### Exercise aim
Look for the word "خانقاه" in the entries below, then copy every line that has it.

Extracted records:
::::::::::

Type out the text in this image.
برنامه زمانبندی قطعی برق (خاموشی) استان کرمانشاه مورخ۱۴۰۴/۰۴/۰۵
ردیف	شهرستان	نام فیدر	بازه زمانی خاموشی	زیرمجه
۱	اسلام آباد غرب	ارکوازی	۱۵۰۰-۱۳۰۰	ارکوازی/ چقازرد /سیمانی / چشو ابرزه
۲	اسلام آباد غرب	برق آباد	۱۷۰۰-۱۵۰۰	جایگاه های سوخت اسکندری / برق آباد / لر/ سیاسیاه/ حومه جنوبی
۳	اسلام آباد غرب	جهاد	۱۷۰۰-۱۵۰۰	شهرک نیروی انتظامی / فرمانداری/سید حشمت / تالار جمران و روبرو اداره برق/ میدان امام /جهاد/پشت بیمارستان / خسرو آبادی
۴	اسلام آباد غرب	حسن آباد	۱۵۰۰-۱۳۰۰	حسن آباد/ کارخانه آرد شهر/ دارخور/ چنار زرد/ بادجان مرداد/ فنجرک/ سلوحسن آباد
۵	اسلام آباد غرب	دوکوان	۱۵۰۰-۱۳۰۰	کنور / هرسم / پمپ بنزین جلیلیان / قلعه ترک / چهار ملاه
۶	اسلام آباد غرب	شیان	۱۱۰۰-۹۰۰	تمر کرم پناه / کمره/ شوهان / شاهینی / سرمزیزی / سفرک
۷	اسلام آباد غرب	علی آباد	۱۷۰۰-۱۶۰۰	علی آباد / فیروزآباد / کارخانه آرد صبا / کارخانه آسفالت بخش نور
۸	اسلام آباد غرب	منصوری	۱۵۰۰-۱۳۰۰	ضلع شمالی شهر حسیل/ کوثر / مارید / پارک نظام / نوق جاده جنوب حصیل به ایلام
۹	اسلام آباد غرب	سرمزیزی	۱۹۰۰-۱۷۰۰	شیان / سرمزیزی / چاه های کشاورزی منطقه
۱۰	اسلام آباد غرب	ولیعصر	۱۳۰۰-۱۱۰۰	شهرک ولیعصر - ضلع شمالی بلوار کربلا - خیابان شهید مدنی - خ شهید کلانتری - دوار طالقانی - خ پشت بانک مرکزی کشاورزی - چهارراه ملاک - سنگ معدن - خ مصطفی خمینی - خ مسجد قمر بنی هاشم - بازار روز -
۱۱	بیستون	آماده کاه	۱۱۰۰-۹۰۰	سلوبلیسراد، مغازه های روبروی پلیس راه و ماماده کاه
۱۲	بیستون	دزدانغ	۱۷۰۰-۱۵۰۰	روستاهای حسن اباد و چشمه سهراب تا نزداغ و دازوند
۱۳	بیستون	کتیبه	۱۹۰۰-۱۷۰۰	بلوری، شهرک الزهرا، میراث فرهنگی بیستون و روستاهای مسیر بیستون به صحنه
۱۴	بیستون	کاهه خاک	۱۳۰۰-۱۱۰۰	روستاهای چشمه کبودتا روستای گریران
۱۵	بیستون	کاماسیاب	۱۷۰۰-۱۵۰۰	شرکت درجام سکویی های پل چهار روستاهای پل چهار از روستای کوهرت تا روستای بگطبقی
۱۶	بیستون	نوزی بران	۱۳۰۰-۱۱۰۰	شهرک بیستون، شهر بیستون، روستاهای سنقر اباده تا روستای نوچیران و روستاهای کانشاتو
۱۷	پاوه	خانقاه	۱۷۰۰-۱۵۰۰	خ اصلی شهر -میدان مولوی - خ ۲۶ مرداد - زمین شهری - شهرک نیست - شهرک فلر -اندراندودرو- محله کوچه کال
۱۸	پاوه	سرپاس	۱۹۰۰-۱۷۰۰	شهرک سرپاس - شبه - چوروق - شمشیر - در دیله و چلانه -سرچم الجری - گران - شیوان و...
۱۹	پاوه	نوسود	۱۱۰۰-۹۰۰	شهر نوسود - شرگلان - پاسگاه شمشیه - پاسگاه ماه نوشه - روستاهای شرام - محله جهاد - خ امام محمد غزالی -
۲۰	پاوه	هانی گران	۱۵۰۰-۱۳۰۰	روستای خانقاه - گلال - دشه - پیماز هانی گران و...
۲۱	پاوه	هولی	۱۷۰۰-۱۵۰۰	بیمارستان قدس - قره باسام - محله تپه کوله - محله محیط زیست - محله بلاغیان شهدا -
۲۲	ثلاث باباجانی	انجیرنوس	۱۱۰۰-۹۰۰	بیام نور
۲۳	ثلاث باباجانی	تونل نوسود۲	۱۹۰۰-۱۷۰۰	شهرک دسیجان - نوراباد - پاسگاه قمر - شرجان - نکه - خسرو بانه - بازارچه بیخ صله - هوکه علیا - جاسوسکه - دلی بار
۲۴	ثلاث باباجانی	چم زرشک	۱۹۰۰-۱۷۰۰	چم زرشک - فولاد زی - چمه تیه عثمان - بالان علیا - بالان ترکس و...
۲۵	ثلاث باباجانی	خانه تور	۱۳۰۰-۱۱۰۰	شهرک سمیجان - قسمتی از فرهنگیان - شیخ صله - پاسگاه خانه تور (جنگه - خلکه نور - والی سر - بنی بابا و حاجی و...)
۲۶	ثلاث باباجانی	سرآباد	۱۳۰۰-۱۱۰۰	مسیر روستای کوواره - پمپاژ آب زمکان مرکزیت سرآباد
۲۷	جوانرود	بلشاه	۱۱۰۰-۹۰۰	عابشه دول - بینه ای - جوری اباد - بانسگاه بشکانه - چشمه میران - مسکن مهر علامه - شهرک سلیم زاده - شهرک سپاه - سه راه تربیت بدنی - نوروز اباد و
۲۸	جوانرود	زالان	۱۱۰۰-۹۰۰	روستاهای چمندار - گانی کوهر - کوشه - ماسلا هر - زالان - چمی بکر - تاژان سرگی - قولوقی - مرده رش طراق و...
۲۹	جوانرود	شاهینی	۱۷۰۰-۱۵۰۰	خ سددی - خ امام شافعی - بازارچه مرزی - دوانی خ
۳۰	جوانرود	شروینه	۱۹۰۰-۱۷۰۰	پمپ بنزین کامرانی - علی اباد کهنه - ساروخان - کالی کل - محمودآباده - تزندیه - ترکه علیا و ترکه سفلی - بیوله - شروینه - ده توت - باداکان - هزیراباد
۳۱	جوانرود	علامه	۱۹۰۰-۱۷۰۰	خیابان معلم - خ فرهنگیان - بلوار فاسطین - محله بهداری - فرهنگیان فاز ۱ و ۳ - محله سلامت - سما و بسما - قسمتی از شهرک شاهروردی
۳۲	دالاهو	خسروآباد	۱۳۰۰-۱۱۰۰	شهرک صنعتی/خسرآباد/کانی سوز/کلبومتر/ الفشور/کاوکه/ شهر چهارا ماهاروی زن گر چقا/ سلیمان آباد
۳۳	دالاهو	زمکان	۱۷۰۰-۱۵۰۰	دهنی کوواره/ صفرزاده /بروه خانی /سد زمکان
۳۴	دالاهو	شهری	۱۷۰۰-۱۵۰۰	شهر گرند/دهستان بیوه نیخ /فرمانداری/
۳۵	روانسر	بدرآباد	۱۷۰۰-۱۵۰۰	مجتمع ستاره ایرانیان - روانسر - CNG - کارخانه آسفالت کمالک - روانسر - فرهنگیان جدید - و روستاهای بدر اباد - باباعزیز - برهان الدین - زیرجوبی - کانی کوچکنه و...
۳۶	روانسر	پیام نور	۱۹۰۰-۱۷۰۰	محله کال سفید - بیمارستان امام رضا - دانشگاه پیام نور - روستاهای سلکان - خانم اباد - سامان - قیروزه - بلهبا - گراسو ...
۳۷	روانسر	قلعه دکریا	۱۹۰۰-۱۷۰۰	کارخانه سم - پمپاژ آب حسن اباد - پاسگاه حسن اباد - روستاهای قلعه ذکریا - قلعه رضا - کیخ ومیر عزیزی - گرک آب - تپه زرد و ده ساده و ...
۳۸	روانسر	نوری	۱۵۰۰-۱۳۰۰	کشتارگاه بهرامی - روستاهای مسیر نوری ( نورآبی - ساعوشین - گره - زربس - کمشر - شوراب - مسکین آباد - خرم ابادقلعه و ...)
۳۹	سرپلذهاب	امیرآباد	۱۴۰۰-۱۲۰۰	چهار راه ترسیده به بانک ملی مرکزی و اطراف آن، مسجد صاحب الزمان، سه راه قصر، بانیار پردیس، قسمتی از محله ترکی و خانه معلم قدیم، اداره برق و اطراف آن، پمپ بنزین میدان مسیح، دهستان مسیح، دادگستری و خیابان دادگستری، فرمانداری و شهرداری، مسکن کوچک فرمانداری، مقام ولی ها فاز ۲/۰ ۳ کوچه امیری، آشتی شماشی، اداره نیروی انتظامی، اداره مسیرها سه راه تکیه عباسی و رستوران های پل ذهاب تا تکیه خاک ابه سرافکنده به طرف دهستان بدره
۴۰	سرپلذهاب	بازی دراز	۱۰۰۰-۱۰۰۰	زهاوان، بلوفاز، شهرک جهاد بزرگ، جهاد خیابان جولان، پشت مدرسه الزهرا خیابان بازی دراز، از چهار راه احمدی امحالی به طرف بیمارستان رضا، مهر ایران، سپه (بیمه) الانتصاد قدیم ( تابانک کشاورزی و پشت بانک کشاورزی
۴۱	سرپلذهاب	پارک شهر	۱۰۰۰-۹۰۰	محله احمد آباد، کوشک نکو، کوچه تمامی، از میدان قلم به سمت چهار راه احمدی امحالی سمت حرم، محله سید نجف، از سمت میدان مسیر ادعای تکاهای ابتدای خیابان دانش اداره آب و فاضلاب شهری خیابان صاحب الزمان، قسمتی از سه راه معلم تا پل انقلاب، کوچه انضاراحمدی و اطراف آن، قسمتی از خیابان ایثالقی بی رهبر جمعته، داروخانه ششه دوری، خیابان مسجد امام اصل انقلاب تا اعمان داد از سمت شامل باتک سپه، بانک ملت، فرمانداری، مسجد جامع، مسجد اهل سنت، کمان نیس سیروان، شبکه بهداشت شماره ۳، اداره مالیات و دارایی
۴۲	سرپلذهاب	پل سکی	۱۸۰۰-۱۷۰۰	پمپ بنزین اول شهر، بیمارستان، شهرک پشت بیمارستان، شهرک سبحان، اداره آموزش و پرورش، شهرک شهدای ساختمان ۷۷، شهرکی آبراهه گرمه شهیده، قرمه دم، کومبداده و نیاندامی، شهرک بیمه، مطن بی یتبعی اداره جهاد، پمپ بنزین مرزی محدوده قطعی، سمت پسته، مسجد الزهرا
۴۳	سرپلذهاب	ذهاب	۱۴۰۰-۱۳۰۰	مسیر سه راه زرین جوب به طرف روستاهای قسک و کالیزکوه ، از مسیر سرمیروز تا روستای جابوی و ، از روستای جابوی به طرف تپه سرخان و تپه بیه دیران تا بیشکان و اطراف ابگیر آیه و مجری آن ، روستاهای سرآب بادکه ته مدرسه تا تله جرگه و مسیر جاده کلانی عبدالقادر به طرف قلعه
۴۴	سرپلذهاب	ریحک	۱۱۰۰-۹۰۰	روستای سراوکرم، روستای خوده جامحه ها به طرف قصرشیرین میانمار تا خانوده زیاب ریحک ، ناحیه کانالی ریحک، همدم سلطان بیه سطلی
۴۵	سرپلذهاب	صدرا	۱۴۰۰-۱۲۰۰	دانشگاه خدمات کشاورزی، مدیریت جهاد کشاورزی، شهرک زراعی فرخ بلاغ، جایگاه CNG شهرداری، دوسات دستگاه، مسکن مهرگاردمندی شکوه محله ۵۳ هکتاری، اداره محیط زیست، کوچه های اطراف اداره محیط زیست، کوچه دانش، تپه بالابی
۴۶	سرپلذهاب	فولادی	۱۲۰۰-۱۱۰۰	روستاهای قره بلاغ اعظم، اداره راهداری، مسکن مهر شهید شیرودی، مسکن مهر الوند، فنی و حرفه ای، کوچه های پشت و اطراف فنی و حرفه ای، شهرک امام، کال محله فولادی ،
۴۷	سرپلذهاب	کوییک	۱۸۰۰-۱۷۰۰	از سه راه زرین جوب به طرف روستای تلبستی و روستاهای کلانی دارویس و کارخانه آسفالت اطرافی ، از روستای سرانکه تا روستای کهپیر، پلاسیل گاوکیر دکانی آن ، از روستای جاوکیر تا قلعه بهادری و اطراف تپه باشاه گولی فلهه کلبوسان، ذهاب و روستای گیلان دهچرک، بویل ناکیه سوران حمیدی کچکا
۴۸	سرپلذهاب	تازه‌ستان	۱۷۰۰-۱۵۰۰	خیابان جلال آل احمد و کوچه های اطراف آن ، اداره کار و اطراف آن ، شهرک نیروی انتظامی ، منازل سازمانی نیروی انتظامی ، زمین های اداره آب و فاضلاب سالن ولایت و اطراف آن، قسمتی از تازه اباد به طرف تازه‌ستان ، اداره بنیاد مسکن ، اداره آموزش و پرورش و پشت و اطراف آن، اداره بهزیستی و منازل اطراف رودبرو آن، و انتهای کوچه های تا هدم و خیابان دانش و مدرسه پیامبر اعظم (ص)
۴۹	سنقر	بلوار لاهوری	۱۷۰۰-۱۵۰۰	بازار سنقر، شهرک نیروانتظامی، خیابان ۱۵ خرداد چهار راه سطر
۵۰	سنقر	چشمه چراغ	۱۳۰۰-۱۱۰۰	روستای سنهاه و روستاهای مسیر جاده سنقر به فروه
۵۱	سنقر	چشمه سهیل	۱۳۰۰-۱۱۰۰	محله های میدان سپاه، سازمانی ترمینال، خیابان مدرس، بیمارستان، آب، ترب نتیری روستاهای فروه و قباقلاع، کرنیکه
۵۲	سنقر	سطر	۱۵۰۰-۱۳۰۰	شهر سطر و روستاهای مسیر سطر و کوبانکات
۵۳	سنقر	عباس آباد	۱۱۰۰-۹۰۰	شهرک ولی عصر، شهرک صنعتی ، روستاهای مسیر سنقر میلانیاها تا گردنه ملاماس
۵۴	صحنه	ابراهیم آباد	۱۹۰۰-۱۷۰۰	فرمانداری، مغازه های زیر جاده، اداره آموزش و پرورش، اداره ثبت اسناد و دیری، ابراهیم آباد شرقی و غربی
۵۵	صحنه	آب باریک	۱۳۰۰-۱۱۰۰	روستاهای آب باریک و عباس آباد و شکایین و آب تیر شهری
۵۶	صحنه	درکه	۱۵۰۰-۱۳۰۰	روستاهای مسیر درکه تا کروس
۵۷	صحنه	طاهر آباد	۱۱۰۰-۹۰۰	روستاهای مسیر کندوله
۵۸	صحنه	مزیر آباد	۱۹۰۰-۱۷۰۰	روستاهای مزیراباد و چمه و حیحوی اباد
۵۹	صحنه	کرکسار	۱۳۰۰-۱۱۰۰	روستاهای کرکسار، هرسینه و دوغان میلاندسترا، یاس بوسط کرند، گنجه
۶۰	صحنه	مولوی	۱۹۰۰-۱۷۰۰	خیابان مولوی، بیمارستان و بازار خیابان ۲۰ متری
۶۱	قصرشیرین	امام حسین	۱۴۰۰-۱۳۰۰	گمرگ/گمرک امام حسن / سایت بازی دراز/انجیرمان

::::::::::

### Final result
۱۷	پاوه	خانقاه	۱۷۰۰-۱۵۰۰	خ اصلی شهر -میدان مولوی - خ ۲۶ مرداد - زمین شهری - شهرک نیست - شهرک فلر -اندراندودرو- محله کوچه کال
۲۰	پاوه	هانی گران	۱۵۰۰-۱۳۰۰	روستای خانقاه - گلال - دشه - پیماز هانی گران و...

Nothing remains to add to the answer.